WHAT IS ASKED:
List all the lines in these records that hold "subtitle".

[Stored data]
-------------------------
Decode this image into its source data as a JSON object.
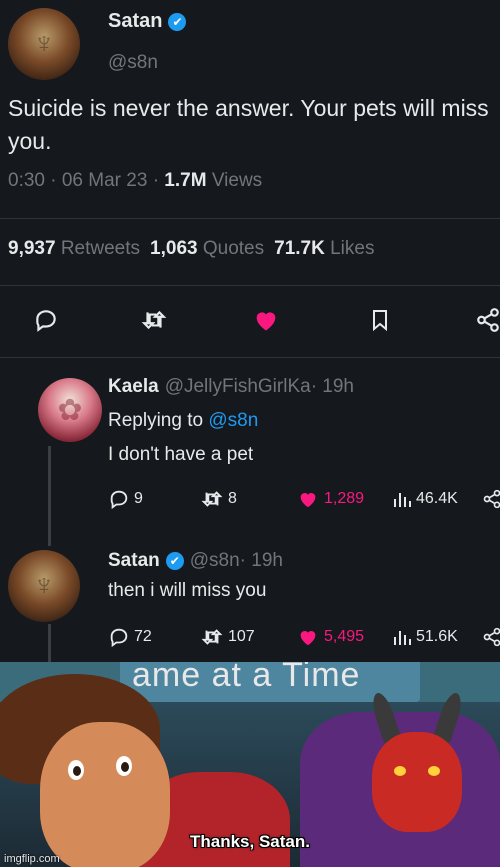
{
  "main_tweet": {
    "display_name": "Satan",
    "verified_glyph": "✔",
    "handle": "@s8n",
    "text": "Suicide is never the answer. Your pets will miss you.",
    "time": "0:30 · 06 Mar 23 · ",
    "views_count": "1.7M",
    "views_label": " Views",
    "retweets_count": "9,937",
    "retweets_label": "Retweets",
    "quotes_count": "1,063",
    "quotes_label": "Quotes",
    "likes_count": "71.7K",
    "likes_label": "Likes",
    "actions": [
      "reply-icon",
      "retweet-icon",
      "like-icon",
      "bookmark-icon",
      "share-icon"
    ]
  },
  "reply_1": {
    "display_name": "Kaela",
    "handle": "@JellyFishGirlKa",
    "time": " · 19h",
    "replying_prefix": "Replying to ",
    "replying_to": "@s8n",
    "text": "I don't have a pet",
    "replies": "9",
    "retweets": "8",
    "likes": "1,289",
    "views": "46.4K"
  },
  "reply_2": {
    "display_name": "Satan",
    "handle": "@s8n",
    "time": " · 19h",
    "text": "then i will miss you",
    "replies": "72",
    "retweets": "107",
    "likes": "5,495",
    "views": "51.6K"
  },
  "meme": {
    "banner_text": "ame at a Time",
    "subtitle": "Thanks, Satan.",
    "watermark": "imgflip.com"
  },
  "colors": {
    "background": "#15181c",
    "text": "#e7e9ea",
    "muted": "#71767b",
    "link": "#1d9bf0",
    "like": "#f91880"
  }
}
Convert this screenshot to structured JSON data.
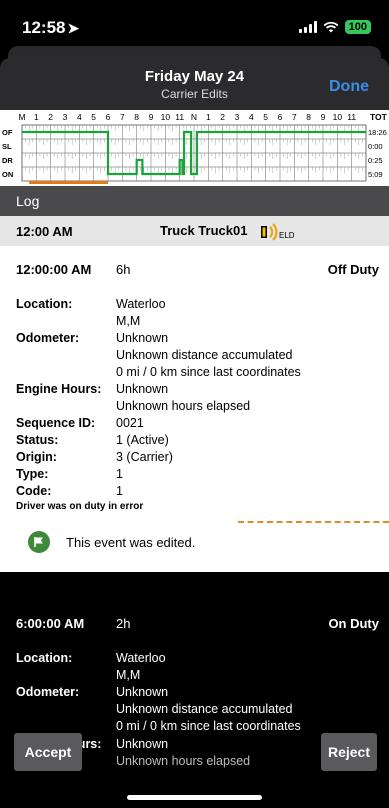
{
  "status": {
    "time": "12:58",
    "battery": "100"
  },
  "header": {
    "title": "Friday May 24",
    "subtitle": "Carrier Edits",
    "done_label": "Done"
  },
  "graph": {
    "hour_labels": [
      "M",
      "1",
      "2",
      "3",
      "4",
      "5",
      "6",
      "7",
      "8",
      "9",
      "10",
      "11",
      "N",
      "1",
      "2",
      "3",
      "4",
      "5",
      "6",
      "7",
      "8",
      "9",
      "10",
      "11"
    ],
    "row_labels": [
      "OF",
      "SL",
      "DR",
      "ON"
    ],
    "totals_header": "TOT",
    "totals": [
      "18:26",
      "0:00",
      "0:25",
      "5:09"
    ],
    "line_color": "#1aa33a",
    "edit_range_color": "#e07b1a"
  },
  "log": {
    "title": "Log"
  },
  "truck": {
    "time": "12:00 AM",
    "name": "Truck Truck01",
    "eld_label": "ELD"
  },
  "event1": {
    "time": "12:00:00 AM",
    "duration": "6h",
    "status": "Off Duty",
    "location_label": "Location:",
    "location": [
      "Waterloo",
      "M,M"
    ],
    "odometer_label": "Odometer:",
    "odometer": [
      "Unknown",
      "Unknown distance accumulated",
      "0 mi / 0 km since last coordinates"
    ],
    "engine_label": "Engine Hours:",
    "engine": [
      "Unknown",
      "Unknown hours elapsed"
    ],
    "sequence_label": "Sequence ID:",
    "sequence": "0021",
    "status_label": "Status:",
    "status_value": "1 (Active)",
    "origin_label": "Origin:",
    "origin": "3 (Carrier)",
    "type_label": "Type:",
    "type": "1",
    "code_label": "Code:",
    "code": "1",
    "note": "Driver was on duty in error",
    "edited_text": "This event was edited."
  },
  "event2": {
    "time": "6:00:00 AM",
    "duration": "2h",
    "status": "On Duty",
    "location_label": "Location:",
    "location": [
      "Waterloo",
      "M,M"
    ],
    "odometer_label": "Odometer:",
    "odometer": [
      "Unknown",
      "Unknown distance accumulated",
      "0 mi / 0 km since last coordinates"
    ],
    "engine_label": "Engine Hours:",
    "engine": [
      "Unknown",
      "Unknown hours elapsed"
    ]
  },
  "actions": {
    "accept": "Accept",
    "reject": "Reject"
  }
}
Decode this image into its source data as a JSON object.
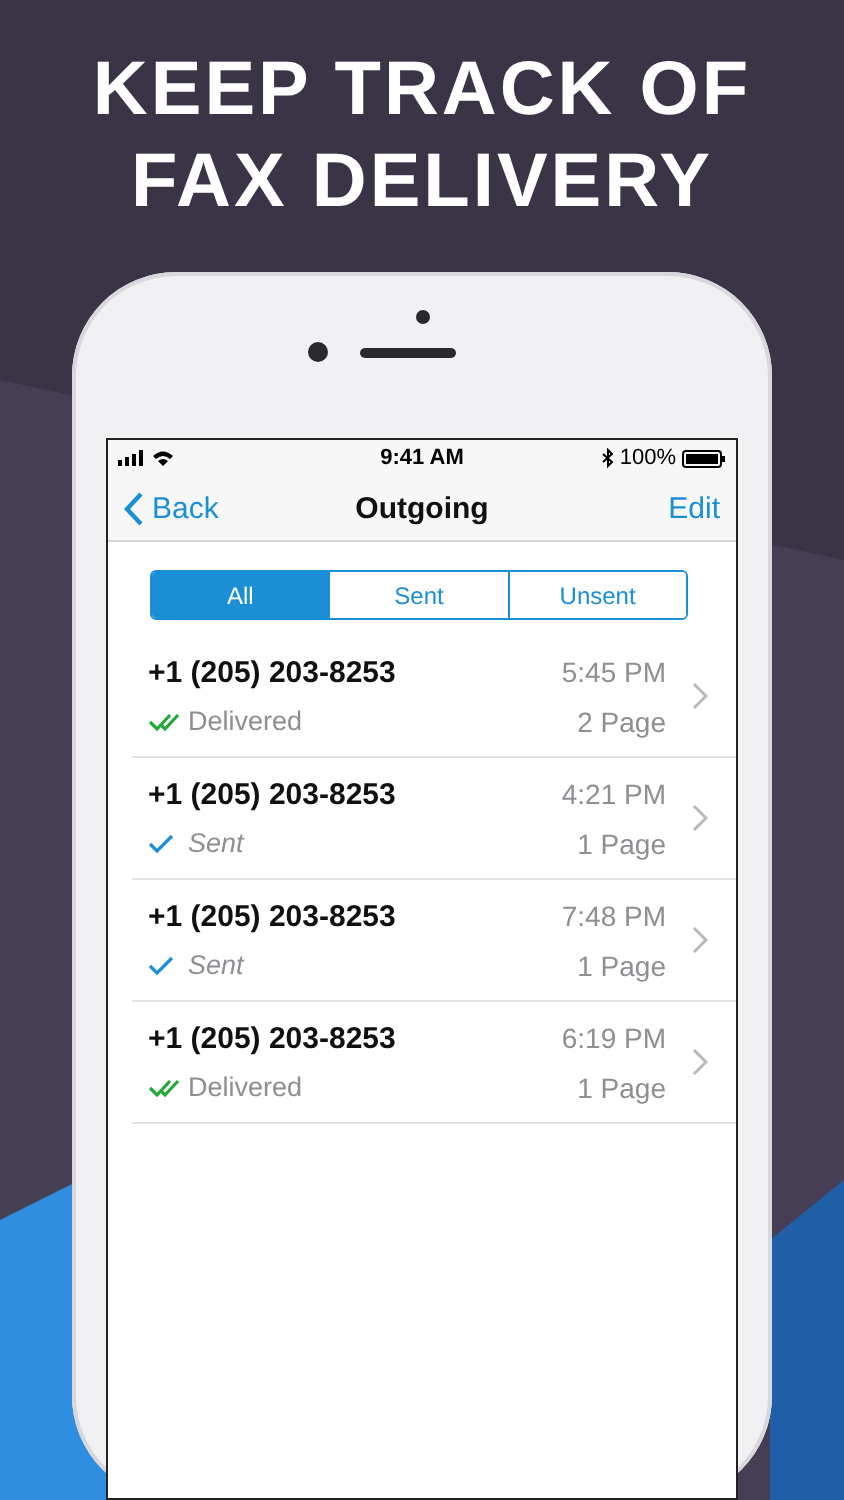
{
  "headline": [
    "KEEP TRACK OF",
    "FAX DELIVERY"
  ],
  "status_bar": {
    "time": "9:41 AM",
    "battery": "100%"
  },
  "nav": {
    "back": "Back",
    "title": "Outgoing",
    "action": "Edit"
  },
  "segments": [
    {
      "label": "All",
      "selected": true
    },
    {
      "label": "Sent",
      "selected": false
    },
    {
      "label": "Unsent",
      "selected": false
    }
  ],
  "faxes": [
    {
      "number": "+1 (205) 203-8253",
      "time": "5:45 PM",
      "status": "Delivered",
      "kind": "delivered",
      "pages": "2 Page"
    },
    {
      "number": "+1 (205) 203-8253",
      "time": "4:21 PM",
      "status": "Sent",
      "kind": "sent",
      "pages": "1 Page"
    },
    {
      "number": "+1 (205) 203-8253",
      "time": "7:48 PM",
      "status": "Sent",
      "kind": "sent",
      "pages": "1 Page"
    },
    {
      "number": "+1 (205) 203-8253",
      "time": "6:19 PM",
      "status": "Delivered",
      "kind": "delivered",
      "pages": "1 Page"
    }
  ]
}
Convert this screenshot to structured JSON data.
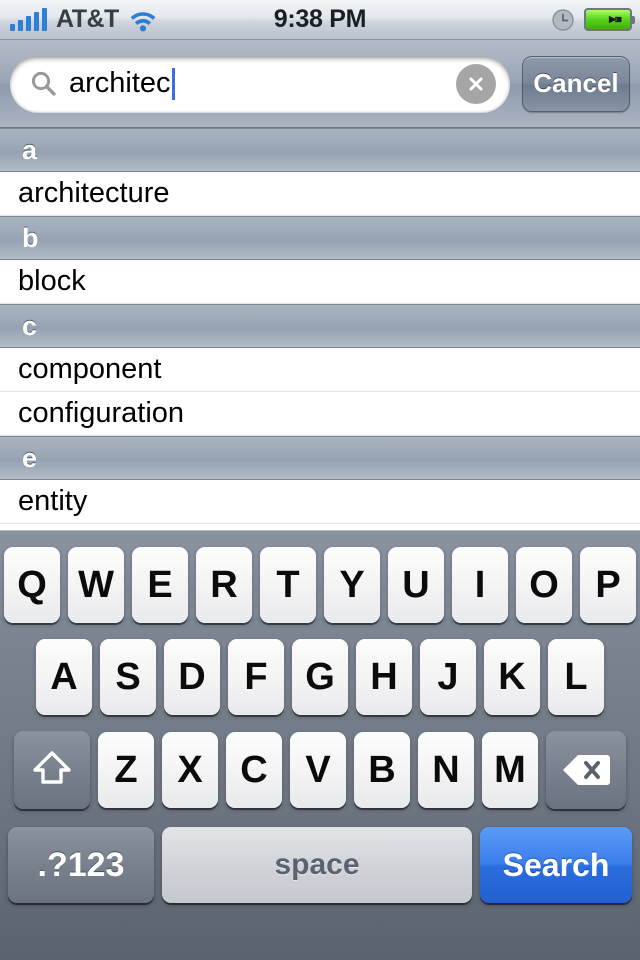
{
  "status_bar": {
    "carrier": "AT&T",
    "time": "9:38 PM",
    "signal_bars": 5,
    "icons": {
      "signal": "signal-bars-icon",
      "wifi": "wifi-icon",
      "clock": "clock-icon",
      "battery": "battery-charging-icon"
    },
    "colors": {
      "signal": "#2c7fd4",
      "wifi": "#2c7fd4",
      "battery_fill": "#58d41b"
    }
  },
  "search": {
    "value": "architec",
    "placeholder": "Search",
    "magnifier_icon": "search-icon",
    "clear_icon": "clear-circle-icon",
    "cancel_label": "Cancel",
    "caret_color": "#3e6fe2"
  },
  "list": {
    "sections": [
      {
        "header": "a",
        "rows": [
          "architecture"
        ]
      },
      {
        "header": "b",
        "rows": [
          "block"
        ]
      },
      {
        "header": "c",
        "rows": [
          "component",
          "configuration"
        ]
      },
      {
        "header": "e",
        "rows": [
          "entity"
        ]
      }
    ]
  },
  "keyboard": {
    "row1": [
      "Q",
      "W",
      "E",
      "R",
      "T",
      "Y",
      "U",
      "I",
      "O",
      "P"
    ],
    "row2": [
      "A",
      "S",
      "D",
      "F",
      "G",
      "H",
      "J",
      "K",
      "L"
    ],
    "row3": [
      "Z",
      "X",
      "C",
      "V",
      "B",
      "N",
      "M"
    ],
    "shift_icon": "shift-arrow-icon",
    "backspace_icon": "backspace-icon",
    "numbers_label": ".?123",
    "space_label": "space",
    "search_label": "Search",
    "search_key_color": "#2a6ddf"
  }
}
-------------------------
SOLUTION FOR THIS PROBLEM:
    "subtitle": "Thanks, Satan.",
    "subtitle": "Carrier Edits",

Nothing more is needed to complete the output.